INSTRUCTIONS FOR THE TASK:
Pull out every line of the listing below where "step" appears.

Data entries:
====

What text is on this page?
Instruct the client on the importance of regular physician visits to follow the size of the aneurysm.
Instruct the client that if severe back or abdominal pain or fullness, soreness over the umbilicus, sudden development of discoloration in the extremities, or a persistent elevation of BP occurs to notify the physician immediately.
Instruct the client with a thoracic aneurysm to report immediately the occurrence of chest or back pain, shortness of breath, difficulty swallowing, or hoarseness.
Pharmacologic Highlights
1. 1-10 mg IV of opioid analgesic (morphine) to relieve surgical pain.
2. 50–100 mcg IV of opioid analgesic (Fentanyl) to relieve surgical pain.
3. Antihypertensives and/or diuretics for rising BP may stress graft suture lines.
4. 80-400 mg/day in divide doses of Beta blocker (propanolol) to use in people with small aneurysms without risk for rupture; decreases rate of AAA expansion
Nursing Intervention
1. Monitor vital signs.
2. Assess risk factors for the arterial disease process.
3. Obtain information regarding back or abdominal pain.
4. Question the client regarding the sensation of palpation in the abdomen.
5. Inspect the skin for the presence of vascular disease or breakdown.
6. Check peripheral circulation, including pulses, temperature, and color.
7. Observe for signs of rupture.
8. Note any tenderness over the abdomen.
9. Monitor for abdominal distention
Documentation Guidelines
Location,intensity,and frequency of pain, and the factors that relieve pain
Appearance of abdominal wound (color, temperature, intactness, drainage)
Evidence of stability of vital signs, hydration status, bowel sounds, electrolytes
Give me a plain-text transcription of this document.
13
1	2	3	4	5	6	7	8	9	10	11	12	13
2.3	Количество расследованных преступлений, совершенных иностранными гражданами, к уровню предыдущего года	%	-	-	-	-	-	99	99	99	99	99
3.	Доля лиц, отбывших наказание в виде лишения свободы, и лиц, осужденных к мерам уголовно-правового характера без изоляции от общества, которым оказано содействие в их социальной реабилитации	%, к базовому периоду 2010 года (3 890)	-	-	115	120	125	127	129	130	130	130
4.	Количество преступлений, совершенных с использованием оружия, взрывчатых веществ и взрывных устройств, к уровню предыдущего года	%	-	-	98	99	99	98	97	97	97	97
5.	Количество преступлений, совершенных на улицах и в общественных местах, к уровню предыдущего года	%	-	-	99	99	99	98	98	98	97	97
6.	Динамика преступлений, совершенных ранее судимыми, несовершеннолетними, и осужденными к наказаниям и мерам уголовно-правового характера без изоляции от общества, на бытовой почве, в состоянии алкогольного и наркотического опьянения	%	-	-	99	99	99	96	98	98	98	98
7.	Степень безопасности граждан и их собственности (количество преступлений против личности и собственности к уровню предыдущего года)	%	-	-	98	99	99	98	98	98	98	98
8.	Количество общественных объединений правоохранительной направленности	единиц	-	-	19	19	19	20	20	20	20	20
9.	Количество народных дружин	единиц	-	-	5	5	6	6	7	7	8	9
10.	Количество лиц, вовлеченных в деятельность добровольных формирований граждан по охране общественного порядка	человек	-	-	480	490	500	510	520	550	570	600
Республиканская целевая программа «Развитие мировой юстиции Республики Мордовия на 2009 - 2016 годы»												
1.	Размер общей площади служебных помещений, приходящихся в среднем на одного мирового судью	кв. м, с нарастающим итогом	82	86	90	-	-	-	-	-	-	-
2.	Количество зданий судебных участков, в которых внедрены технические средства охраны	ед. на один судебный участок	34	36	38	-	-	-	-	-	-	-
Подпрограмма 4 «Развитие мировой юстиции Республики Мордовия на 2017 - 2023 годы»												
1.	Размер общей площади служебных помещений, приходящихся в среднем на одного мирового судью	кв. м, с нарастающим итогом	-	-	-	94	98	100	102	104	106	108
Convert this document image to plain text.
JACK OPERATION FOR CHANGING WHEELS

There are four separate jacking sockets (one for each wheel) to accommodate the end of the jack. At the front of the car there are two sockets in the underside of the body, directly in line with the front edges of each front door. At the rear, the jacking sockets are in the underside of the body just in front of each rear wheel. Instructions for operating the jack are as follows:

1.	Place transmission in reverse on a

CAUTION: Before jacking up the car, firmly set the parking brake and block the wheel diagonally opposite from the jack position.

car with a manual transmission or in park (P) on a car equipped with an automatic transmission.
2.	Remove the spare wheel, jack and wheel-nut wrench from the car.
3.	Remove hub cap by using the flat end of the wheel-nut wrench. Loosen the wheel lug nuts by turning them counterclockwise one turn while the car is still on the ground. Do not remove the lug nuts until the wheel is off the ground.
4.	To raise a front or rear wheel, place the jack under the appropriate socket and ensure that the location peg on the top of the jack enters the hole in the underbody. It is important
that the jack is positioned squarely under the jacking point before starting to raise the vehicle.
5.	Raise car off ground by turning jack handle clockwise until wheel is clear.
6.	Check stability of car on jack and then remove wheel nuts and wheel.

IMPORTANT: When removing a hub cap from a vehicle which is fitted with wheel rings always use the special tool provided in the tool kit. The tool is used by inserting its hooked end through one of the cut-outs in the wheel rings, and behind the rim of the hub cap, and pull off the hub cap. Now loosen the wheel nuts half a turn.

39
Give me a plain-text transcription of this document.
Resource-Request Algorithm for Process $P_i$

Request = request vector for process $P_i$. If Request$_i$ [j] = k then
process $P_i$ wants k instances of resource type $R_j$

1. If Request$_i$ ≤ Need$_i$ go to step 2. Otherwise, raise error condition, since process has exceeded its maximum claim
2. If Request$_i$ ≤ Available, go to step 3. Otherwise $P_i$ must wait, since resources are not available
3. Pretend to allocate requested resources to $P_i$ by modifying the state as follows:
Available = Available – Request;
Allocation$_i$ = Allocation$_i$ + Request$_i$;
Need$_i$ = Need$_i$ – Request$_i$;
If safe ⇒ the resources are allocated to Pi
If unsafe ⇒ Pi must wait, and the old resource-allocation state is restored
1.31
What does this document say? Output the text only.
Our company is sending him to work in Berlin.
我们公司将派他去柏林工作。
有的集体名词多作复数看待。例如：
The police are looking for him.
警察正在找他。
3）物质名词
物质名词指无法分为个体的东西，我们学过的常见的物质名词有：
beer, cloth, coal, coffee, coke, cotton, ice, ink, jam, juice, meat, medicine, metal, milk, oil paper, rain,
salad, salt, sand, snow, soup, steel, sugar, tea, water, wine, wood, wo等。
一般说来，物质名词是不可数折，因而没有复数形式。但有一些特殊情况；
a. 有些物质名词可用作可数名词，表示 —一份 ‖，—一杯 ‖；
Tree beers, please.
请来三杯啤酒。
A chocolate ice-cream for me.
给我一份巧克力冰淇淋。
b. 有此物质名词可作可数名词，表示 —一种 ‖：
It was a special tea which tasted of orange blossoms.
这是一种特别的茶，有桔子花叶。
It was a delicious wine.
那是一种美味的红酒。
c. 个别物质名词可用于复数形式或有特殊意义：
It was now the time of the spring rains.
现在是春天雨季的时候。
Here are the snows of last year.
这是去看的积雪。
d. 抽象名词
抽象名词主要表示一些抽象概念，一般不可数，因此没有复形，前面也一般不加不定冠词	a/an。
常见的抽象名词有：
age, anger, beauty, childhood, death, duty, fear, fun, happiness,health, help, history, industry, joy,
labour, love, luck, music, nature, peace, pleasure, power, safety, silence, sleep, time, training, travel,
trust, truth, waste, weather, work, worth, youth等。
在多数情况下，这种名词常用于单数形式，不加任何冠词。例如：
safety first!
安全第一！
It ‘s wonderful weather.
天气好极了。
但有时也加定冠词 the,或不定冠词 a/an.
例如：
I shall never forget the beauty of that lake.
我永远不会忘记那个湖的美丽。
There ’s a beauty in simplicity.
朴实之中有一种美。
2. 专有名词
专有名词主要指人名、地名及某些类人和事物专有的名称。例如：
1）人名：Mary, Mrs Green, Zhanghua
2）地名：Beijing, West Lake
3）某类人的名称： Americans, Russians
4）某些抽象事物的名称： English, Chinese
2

====

WRITTEN REPLY:
1. If Request$_i$ ≤ Need$_i$ go to step 2. Otherwise, raise error condition, since process has exceeded its maximum claim
2. If Request$_i$ ≤ Available, go to step 3. Otherwise $P_i$ must wait, since resources are not available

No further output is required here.